### [PASSAGE]
-- -- --
To visually compare the behaviors of such noticeable curves and of the sample set, we have included the entire original observations in the figure in light orange without markers. To compare depth-based results with other centrality measures, we have also included the sample mean function —in black without markers. Outliers and the previously identified clusters cause a bad representation of the network typical behavior —as we have considered the estimation using all the observations, and the mean is not a robust centrality measure. We have also included the deepest observation of our sample as an alternative centrality measure —it is equivalent to the sample median. To compare the basis restriction effect (which improves the representation of the centrality measures) we show both the original observation and the estimation—red with diamonds, and blue with squares, respectively. Both of them represent the network usual behavior better than the mean function as they suffer from lower distortions by non-usual patterns.

Moreover, we have considered the depth-based ranking of observations to define thresholds for extreme values. We have included in Fig. 4 the behavior of the time series with the minimum depth value both in the epigraph (green with asterisks) and in the hypograph (green with crosses) of the deepest function. Additionally, we have constructed curves that punctually minimize the depth value. Specifically, in Fig. 4 we represent curves that leave out the 5 % of the most extreme values of the observations.

3.2 Network Data Reduction

There are some previous works that have addressed the reduction of data requirements in the scope of network monitoring. For example, some data preprocessing techniques that can be understood as FDA precursors are those included in [13, 18]. Authors in both works use multi-resolution analysis based on wavelets to compress network measurement. They provide a statistical evaluation of the properties of such compression method, obtaining interesting results. Formally, multi-resolution analysis provides a functional representation of data, making use of a specific functional basis. As we explained in Section 2, this is usually the first step when using FDA techniques. As a consequence, we are proposing a general setup that includes the results in those works. In [19] authors apply Principal Component Analysis (PCA) on throughput records to obtain eigenflows that represent different variance levels of the observations. The idea is similar to that of FPCA we introduced in Section 2, but it makes no use of a previous data representation in terms of a functional basis. This aspect makes it difficult to interpret the meaning of each eigenflow, as this method does not provide a semantic intuition of the information structure which is being used. Remarkably, that proposal points towards the advantages of the consideration of some network measurements as functional data.
-- -- --
### [SHORT EXERCISE 1]
Answer these questions about the passage on network data, labeling each answer with its letter:
(a) How is the sample mean function drawn in the figure?
(b) What percentage of the most extreme values do the curves shown in Fig. 4 leave out?
(c) What technique do the works in [13, 18] use to compress network measurement?
-- -- --
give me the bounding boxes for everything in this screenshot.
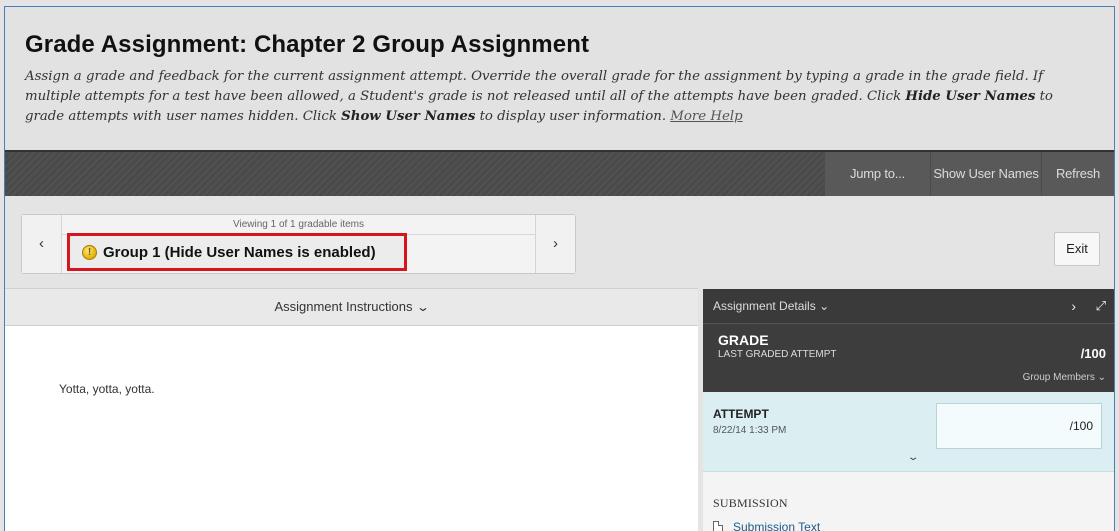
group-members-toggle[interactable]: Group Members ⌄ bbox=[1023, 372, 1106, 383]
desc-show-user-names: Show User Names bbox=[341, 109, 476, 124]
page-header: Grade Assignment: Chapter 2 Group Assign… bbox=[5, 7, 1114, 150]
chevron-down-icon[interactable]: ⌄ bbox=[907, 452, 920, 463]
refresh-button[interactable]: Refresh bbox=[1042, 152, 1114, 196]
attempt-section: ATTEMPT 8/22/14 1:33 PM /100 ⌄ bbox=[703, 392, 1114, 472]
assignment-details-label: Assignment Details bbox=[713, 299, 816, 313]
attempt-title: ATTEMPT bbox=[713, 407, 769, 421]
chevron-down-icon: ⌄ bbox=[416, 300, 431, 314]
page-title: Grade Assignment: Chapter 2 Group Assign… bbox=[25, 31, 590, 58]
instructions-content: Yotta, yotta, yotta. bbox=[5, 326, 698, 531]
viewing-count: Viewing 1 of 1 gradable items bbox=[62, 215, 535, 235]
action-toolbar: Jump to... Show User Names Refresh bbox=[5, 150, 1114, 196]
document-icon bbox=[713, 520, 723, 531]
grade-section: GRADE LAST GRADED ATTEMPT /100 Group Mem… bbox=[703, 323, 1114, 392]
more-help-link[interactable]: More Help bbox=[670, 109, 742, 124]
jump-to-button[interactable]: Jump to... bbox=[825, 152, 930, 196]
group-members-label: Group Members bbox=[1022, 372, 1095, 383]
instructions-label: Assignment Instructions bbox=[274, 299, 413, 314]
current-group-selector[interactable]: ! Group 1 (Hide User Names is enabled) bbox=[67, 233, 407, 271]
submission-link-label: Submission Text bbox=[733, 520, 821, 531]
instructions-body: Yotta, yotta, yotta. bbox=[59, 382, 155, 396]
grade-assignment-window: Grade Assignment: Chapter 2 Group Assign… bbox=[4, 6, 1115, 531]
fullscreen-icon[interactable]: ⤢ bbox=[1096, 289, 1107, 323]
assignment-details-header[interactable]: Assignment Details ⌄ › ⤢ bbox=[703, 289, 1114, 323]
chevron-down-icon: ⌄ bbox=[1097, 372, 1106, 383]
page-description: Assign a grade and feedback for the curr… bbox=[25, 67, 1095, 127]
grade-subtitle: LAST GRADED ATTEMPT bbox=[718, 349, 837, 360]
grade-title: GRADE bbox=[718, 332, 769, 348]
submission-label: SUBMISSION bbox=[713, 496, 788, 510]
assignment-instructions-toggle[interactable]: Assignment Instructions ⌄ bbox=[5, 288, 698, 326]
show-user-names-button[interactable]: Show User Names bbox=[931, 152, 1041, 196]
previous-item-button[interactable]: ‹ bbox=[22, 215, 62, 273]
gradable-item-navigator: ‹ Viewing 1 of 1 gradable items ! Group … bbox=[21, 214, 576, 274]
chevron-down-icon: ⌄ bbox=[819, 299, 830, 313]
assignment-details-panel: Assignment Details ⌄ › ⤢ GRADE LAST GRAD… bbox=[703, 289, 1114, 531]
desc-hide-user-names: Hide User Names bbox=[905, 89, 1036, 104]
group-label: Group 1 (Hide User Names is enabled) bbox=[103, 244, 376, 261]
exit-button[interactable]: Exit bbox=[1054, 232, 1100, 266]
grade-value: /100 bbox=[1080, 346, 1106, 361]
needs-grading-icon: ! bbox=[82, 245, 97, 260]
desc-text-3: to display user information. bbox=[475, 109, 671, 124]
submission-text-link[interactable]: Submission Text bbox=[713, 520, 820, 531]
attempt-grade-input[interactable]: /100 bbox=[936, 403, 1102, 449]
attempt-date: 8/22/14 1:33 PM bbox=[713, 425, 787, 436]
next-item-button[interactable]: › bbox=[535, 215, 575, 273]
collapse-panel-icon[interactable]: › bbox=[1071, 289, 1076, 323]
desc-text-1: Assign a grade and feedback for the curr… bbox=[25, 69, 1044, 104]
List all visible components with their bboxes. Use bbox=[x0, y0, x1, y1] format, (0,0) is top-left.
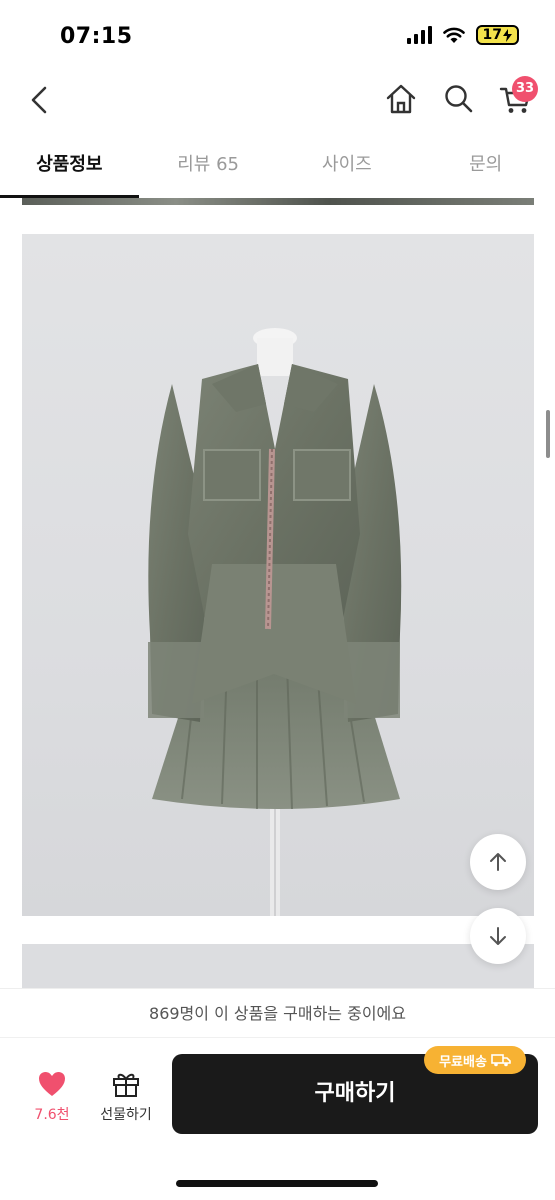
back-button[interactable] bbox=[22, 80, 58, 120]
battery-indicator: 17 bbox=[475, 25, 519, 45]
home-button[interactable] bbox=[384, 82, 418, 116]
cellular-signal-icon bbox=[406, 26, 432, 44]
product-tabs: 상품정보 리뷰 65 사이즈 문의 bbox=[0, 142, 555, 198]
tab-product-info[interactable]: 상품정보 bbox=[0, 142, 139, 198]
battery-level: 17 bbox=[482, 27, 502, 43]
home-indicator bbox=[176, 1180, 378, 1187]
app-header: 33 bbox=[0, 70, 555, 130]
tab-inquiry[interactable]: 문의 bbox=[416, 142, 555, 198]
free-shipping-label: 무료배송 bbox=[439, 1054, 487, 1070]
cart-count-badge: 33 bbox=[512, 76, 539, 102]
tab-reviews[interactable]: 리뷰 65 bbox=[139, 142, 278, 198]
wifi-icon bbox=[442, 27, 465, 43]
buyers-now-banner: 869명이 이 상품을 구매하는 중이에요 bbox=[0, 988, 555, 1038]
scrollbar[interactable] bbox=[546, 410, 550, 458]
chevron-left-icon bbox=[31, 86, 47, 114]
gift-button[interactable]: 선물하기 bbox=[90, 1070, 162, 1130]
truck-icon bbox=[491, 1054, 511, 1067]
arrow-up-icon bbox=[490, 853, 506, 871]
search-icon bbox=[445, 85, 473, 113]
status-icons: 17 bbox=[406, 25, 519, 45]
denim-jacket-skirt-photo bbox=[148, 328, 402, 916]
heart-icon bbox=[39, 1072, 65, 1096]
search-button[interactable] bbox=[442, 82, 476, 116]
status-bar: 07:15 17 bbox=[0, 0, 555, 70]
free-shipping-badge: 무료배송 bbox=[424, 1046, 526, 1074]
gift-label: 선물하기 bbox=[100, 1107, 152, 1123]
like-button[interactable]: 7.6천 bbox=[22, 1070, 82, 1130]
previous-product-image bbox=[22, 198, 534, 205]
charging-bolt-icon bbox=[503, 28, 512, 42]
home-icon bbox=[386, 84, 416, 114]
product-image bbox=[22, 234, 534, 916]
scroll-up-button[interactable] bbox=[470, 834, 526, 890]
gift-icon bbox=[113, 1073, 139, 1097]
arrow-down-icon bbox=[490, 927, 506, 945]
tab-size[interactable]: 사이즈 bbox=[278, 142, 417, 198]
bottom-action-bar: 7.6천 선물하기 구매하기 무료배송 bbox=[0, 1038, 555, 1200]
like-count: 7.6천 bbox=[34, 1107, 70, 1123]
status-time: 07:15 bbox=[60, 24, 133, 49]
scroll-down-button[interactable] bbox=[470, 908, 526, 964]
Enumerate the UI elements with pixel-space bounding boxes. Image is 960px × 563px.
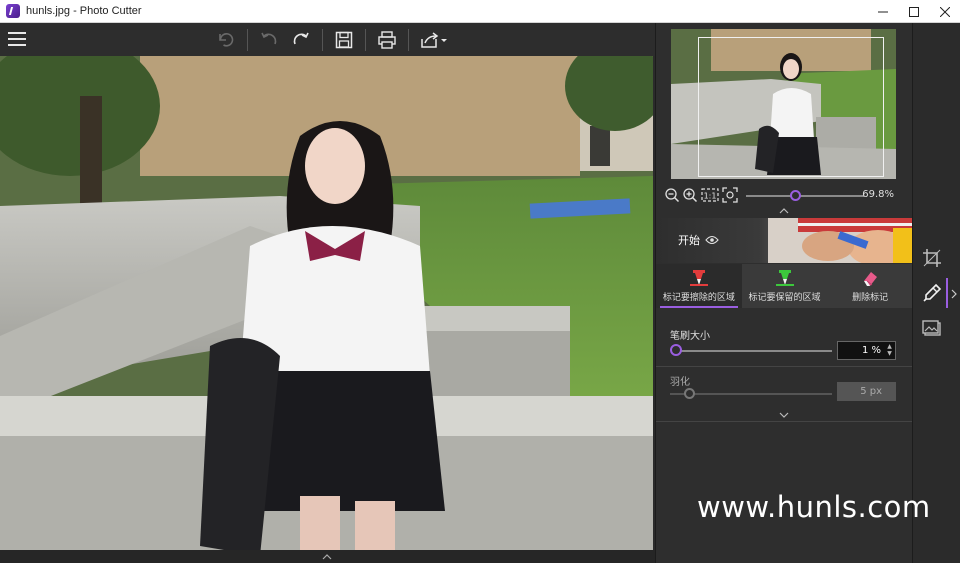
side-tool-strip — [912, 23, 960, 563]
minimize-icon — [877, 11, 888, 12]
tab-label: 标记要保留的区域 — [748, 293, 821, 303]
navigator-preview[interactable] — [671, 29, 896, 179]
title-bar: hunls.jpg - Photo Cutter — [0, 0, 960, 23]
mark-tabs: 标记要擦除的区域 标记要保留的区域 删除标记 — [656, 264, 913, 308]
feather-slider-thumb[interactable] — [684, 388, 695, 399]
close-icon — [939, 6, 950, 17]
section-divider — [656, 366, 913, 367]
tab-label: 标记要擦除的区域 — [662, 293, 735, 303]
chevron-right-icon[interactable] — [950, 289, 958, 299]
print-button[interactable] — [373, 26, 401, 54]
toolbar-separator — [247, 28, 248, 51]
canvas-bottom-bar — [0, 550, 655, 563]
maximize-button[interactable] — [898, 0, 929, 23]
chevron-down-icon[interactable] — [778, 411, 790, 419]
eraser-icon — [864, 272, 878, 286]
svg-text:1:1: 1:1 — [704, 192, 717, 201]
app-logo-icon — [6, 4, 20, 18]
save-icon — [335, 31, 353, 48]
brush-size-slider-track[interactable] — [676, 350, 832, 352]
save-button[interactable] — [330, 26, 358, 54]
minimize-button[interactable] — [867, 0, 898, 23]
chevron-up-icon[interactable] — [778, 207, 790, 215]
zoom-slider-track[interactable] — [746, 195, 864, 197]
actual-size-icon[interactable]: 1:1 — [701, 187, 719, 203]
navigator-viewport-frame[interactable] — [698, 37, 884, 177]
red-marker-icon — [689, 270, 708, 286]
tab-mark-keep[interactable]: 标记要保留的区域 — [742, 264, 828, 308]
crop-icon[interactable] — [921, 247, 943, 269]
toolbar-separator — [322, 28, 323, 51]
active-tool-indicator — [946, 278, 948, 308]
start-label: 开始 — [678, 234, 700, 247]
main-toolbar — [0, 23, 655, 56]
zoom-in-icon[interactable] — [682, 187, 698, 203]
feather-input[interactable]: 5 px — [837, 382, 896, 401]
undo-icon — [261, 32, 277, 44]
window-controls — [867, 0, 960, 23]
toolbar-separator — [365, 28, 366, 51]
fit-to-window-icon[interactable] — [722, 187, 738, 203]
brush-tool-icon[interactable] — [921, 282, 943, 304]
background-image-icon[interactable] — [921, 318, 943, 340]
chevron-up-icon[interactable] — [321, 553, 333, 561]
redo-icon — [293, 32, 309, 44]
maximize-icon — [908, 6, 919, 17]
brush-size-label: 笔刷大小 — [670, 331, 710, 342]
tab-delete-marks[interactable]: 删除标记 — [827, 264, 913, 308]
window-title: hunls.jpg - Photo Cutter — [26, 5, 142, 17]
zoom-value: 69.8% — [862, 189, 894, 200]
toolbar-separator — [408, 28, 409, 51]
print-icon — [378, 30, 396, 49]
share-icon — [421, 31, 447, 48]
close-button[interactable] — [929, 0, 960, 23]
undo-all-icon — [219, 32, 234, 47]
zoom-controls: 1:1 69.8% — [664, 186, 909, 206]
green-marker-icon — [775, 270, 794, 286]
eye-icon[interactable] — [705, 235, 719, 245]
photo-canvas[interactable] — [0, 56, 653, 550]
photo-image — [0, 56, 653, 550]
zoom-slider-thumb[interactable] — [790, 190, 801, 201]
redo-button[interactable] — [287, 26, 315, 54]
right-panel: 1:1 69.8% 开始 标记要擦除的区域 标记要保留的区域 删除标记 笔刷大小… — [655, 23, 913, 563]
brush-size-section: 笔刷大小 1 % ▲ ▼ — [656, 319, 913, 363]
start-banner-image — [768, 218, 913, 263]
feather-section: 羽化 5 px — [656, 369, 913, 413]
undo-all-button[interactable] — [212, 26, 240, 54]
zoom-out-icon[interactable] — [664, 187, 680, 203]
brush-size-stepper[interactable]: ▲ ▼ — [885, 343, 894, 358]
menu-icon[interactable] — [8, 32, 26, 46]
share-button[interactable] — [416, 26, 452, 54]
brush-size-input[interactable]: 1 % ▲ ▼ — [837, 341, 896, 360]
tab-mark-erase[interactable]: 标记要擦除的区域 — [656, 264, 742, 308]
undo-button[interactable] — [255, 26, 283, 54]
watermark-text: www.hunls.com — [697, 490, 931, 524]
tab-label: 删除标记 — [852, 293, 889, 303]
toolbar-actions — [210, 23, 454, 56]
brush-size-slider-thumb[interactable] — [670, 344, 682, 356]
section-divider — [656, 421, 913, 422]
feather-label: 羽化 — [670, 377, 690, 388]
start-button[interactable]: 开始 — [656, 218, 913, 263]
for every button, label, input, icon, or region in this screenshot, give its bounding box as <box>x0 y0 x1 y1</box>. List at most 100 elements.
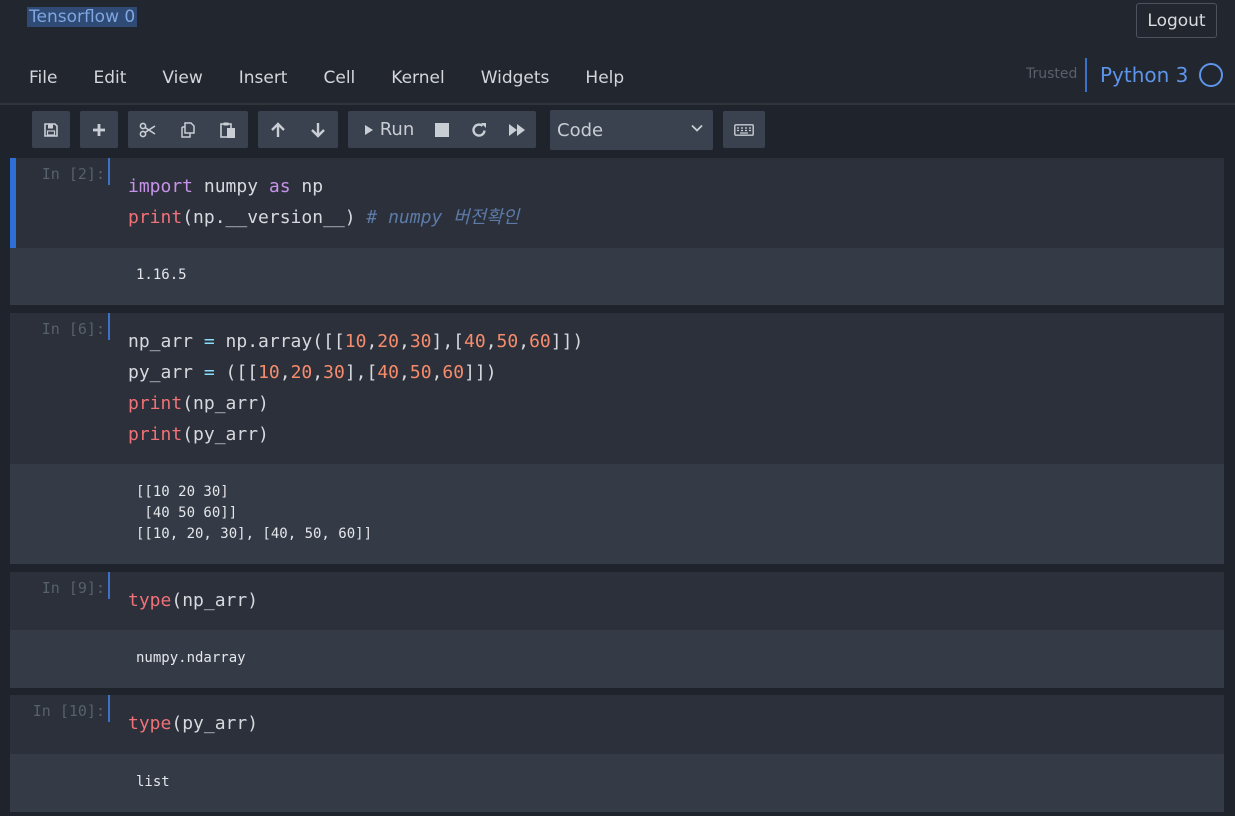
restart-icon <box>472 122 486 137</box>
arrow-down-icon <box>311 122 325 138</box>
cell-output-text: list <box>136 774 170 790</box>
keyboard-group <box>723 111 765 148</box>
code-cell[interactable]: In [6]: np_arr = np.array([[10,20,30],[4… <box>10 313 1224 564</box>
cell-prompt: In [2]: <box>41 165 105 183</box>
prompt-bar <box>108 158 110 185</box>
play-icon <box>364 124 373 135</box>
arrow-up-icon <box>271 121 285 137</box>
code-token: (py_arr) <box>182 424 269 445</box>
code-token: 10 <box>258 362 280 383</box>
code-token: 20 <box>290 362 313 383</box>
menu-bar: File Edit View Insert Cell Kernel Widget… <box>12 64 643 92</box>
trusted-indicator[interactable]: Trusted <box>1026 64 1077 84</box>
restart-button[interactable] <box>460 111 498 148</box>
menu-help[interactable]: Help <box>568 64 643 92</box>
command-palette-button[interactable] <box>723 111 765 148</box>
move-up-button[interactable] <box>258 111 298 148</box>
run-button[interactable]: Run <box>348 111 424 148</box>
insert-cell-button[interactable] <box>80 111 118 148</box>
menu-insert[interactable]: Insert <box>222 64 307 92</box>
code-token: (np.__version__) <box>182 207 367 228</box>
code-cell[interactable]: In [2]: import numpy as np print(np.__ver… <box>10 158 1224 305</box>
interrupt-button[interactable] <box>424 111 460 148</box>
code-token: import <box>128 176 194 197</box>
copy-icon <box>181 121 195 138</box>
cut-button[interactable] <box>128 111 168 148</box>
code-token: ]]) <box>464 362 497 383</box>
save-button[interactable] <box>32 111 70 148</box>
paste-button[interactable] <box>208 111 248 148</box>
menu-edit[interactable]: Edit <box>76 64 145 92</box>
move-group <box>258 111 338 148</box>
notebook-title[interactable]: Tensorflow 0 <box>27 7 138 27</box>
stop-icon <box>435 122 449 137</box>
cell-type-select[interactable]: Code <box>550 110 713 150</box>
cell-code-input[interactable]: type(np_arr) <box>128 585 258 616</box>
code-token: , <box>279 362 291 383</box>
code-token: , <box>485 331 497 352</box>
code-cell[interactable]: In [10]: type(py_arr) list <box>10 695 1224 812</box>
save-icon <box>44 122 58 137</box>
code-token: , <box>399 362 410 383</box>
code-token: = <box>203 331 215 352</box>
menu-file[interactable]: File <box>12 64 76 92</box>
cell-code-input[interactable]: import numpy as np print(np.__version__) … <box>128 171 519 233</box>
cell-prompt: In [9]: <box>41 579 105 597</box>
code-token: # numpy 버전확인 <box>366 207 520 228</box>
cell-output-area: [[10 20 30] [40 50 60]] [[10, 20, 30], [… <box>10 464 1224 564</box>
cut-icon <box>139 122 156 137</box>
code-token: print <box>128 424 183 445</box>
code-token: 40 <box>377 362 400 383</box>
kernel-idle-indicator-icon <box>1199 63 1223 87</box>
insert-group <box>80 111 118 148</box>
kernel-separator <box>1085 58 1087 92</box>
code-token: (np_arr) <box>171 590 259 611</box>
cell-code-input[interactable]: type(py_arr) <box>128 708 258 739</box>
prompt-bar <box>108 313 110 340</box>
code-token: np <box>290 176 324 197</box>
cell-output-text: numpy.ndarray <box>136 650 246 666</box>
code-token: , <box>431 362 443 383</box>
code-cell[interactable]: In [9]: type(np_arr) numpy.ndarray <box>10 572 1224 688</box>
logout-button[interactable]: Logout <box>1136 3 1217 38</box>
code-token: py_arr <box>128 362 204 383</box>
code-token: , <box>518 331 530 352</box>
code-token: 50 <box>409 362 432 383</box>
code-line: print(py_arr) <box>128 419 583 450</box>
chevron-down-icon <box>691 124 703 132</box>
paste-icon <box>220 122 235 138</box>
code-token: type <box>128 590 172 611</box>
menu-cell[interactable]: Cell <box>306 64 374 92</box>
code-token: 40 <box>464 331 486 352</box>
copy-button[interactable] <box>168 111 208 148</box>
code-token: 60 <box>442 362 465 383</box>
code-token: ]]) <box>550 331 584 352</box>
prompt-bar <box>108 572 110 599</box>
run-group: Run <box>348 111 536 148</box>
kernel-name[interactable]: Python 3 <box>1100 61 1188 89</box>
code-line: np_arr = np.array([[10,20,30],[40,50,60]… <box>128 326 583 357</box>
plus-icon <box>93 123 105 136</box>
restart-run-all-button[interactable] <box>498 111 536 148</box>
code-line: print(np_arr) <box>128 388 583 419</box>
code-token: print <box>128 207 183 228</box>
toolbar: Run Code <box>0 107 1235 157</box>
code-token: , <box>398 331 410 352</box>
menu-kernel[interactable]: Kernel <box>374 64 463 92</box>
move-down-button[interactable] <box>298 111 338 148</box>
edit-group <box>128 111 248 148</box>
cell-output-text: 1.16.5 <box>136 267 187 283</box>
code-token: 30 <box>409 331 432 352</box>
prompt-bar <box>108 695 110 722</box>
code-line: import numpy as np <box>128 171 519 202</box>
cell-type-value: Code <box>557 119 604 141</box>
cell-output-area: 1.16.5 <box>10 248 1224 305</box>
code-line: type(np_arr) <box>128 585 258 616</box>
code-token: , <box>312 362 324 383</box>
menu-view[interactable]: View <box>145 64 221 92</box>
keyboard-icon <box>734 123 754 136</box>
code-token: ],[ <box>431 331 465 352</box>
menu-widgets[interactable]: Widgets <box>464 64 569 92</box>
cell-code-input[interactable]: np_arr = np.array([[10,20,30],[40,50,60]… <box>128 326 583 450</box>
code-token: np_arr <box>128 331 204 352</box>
-- -- --
### [SHORT EXERCISE 2]
In the records, rewrite the stretch from the line containing "restart-icon <box>472 122 486 137</box>" through the line containing "code-token: 20 <box>290 362 313 383</box>" as a JSON list of strings, one string per line.

### [EXERCISE RESPONSE 1]
(a) In black without markers.
(b) 5 %.
(c) Multi-resolution analysis based on wavelets.

### [EXERCISE RESPONSE 2]
[
  "restart-icon <box>472 122 486 137</box>",
  "arrow-down-icon <box>311 122 325 138</box>",
  "cell-output-text: list <box>136 774 170 790</box>",
  "keyboard-group <box>723 111 765 148</box>",
  "code-cell[interactable]: In [6]: np_arr = np.array([[10,20,30],[4… <box>10 313 1224 564</box>",
  "cell-prompt: In [2]: <box>41 165 105 183</box>",
  "prompt-bar <box>108 158 110 185</box>",
  "play-icon <box>364 124 373 135</box>",
  "arrow-up-icon <box>271 121 285 137</box>",
  "code-token: (py_arr) <box>182 424 269 445</box>",
  "code-token: 10 <box>258 362 280 383</box>",
  "code-token: 20 <box>290 362 313 383</box>"
]